DOCUMENT EXTRACT:
◆ ◆ ◆ ◆ ◆
Re: Add -k/--link option to pg_combinebackup

From: Robert Haas <robertmhaas(at)gmail(dot)com>
To: Israel Barth Rubio <barthisrael(at)gmail(dot)com>
Cc: vignesh C <vignesh21(at)gmail(dot)com>, PostgreSQL Hackers <pgsql-hackers(at)lists(dot)postgresql(dot)org>
Subject: Re: Add -k/--link option to pg_combinebackup
Date: 2025-03-03 17:51:22
Message-ID: CA+Tgmoaz19ozA5hsJFC+P6aWAnsLP0KR6tmdS6wk54-LDWh92A@mail.gmail.com
Views: Raw Message | Whole Thread | Download mbox | Resend email
Thread:
Lists: pgsql-hackers

On Mon, Mar 3, 2025 at 9:00 AM Israel Barth Rubio <barthisrael(at)gmail(dot)com> wrote:
> > 2) Since it is a new file, "Copyright (c) 2021-2025" should be
> > "Copyright (c) 2025"
>
> Done!

For the record, this proposed change is not a project policy, AIUI. I
don't care very much what we do here, but -1 for kibitzing the range
of years people put in the copyright header.

> Attaching the new version of the patch in this reply.
◆ ◆ ◆ ◆ ◆
GIVEN PROBLEM 1: List the options shown after "Views:" in the header of the mailing-list message.

Layout annotation data:
◆ ◆ ◆ ◆ ◆
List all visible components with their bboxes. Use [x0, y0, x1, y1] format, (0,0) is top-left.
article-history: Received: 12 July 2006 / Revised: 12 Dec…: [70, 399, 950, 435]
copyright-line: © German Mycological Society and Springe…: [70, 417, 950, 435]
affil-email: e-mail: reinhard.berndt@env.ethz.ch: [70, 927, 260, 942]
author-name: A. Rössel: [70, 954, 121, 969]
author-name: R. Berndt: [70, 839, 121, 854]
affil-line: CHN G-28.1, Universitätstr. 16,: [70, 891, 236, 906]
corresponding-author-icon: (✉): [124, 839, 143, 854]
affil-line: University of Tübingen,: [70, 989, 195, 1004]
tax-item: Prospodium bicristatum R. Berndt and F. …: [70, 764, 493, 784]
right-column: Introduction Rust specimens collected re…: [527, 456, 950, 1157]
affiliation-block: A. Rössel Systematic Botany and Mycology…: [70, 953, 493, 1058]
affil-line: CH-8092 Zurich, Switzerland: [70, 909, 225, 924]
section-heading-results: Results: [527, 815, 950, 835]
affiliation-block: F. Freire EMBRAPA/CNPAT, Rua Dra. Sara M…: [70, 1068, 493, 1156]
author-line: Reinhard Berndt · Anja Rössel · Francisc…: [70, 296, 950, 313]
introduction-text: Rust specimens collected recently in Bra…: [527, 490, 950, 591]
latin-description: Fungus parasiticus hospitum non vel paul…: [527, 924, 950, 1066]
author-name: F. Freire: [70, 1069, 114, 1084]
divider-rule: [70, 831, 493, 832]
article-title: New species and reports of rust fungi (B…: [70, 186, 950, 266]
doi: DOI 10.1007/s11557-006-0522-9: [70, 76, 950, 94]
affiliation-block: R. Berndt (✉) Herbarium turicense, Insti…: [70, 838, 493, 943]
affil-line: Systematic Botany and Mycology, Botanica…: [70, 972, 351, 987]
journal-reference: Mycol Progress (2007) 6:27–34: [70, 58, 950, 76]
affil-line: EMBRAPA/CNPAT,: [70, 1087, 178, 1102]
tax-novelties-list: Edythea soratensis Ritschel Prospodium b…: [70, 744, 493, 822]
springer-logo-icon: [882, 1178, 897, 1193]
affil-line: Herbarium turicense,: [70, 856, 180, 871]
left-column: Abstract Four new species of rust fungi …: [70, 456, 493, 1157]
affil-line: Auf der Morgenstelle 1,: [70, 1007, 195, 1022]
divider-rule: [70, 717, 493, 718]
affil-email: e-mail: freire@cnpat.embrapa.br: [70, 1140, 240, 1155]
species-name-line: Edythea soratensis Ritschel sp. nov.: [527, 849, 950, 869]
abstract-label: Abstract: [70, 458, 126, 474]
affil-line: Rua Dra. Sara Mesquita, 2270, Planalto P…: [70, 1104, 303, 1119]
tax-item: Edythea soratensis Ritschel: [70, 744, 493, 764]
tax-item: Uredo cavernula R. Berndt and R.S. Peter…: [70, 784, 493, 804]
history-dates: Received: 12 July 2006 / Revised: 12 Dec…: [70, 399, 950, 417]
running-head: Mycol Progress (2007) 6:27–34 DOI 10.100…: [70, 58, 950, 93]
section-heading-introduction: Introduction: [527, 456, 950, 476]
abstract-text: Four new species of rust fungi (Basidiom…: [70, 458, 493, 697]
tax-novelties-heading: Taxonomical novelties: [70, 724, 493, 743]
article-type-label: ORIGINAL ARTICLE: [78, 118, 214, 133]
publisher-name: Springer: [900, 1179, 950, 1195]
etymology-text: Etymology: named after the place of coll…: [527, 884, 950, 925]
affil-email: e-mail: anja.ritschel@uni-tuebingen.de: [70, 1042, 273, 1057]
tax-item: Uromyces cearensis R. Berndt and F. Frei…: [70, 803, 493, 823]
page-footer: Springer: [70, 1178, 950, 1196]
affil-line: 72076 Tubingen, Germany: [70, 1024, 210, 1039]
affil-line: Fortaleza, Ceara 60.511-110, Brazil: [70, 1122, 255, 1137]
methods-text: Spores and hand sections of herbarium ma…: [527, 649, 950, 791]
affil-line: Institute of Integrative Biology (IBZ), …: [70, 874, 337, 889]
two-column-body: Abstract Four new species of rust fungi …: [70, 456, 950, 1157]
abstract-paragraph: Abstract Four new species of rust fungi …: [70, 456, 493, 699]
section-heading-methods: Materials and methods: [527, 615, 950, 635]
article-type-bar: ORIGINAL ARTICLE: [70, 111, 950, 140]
◆ ◆ ◆ ◆ ◆
GIVEN PROBLEM 2: Extract the records verbatim, everything from their start down to and including the line that contains "affil-line: CHN G-28.1, Universitätstr.".

EXERCISE SOLUTION 1:
Raw Message
Whole Thread
Download mbox
Resend email

EXERCISE SOLUTION 2:
List all visible components with their bboxes. Use [x0, y0, x1, y1] format, (0,0) is top-left.
article-history: Received: 12 July 2006 / Revised: 12 Dec…: [70, 399, 950, 435]
copyright-line: © German Mycological Society and Springe…: [70, 417, 950, 435]
affil-email: e-mail: reinhard.berndt@env.ethz.ch: [70, 927, 260, 942]
author-name: A. Rössel: [70, 954, 121, 969]
author-name: R. Berndt: [70, 839, 121, 854]
affil-line: CHN G-28.1, Universitätstr. 16,: [70, 891, 236, 906]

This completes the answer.